Transcribe the records that follow, preserving every word.
◆ ◆ ◆
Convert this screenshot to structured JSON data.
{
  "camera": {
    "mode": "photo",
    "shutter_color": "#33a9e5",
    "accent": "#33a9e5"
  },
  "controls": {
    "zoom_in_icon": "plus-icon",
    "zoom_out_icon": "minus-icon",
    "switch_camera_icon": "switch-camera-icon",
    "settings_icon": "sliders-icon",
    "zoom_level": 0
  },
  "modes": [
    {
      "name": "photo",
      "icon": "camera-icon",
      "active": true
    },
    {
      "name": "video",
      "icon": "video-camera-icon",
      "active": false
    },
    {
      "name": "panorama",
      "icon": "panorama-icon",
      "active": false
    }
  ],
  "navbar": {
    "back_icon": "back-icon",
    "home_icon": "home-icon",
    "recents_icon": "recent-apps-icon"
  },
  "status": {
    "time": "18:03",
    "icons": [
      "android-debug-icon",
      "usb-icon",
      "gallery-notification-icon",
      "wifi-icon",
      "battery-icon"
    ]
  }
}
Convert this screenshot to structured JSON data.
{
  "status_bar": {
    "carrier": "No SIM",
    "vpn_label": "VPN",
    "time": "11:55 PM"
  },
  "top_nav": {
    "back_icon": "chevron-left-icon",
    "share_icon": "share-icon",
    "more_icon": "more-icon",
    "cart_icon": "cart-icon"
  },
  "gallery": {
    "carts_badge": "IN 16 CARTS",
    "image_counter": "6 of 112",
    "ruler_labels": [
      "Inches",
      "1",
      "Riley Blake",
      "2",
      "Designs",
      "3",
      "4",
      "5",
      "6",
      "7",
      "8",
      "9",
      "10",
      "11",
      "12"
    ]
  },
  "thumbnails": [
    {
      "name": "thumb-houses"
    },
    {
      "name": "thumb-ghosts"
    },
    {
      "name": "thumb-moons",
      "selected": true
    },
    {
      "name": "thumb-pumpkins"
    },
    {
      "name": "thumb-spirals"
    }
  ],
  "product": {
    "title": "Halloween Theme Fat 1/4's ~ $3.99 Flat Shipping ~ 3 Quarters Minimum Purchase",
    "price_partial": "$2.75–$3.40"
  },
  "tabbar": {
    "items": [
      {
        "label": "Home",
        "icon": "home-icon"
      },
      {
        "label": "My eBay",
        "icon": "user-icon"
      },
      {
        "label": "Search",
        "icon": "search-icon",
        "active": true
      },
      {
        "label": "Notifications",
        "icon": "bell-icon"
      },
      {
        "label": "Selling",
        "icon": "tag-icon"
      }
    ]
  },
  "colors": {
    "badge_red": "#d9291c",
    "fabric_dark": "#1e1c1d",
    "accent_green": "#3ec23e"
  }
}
◆ ◆ ◆
Answer to this task:
Convert this screenshot to structured JSON data.
{
  "camera": {
    "mode": "photo",
    "shutter_color": "#33a9e5",
    "accent": "#33a9e5"
  },
  "controls": {
    "zoom_in_icon": "plus-icon",
    "zoom_out_icon": "minus-icon",
    "switch_camera_icon": "switch-camera-icon",
    "settings_icon": "sliders-icon",
    "zoom_level": 0
  },
  "modes": [
    {
      "name": "photo",
      "icon": "camera-icon",
      "active": true
    },
    {
      "name": "video",
      "icon": "video-camera-icon",
      "active": false
    },
    {
      "name": "panorama",
      "icon": "panorama-icon",
      "active": false
    }
  ],
  "navbar": {
    "back_icon": "back-icon",
    "home_icon": "home-icon",
    "recents_icon": "recent-apps-icon"
  },
  "status": {
    "time": "18:03",
    "icons": [
      "android-debug-icon",
      "usb-icon",
      "gallery-notification-icon",
      "wifi-icon",
      "battery-icon"
    ]
  }
}
Convert this screenshot to structured JSON data.
{
  "status_bar": {
    "carrier": "No SIM",
    "vpn_label": "VPN",
    "time": "11:55 PM"
  },
  "top_nav": {
    "back_icon": "chevron-left-icon",
    "share_icon": "share-icon",
    "more_icon": "more-icon",
    "cart_icon": "cart-icon"
  },
  "gallery": {
    "carts_badge": "IN 16 CARTS",
    "image_counter": "6 of 112",
    "ruler_labels": [
      "Inches",
      "1",
      "Riley Blake",
      "2",
      "Designs",
      "3",
      "4",
      "5",
      "6",
      "7",
      "8",
      "9",
      "10",
      "11",
      "12"
    ]
  },
  "thumbnails": [
    {
      "name": "thumb-houses"
    },
    {
      "name": "thumb-ghosts"
    },
    {
      "name": "thumb-moons",
      "selected": true
    },
    {
      "name": "thumb-pumpkins"
    },
    {
      "name": "thumb-spirals"
    }
  ],
  "product": {
    "title": "Halloween Theme Fat 1/4's ~ $3.99 Flat Shipping ~ 3 Quarters Minimum Purchase",
    "price_partial": "$2.75–$3.40"
  },
  "tabbar": {
    "items": [
      {
        "label": "Home",
        "icon": "home-icon"
      },
      {
        "label": "My eBay",
        "icon": "user-icon"
      },
      {
        "label": "Search",
        "icon": "search-icon",
        "active": true
      },
      {
        "label": "Notifications",
        "icon": "bell-icon"
      },
      {
        "label": "Selling",
        "icon": "tag-icon"
      }
    ]
  },
  "colors": {
    "badge_red": "#d9291c",
    "fabric_dark": "#1e1c1d",
    "accent_green": "#3ec23e"
  }
}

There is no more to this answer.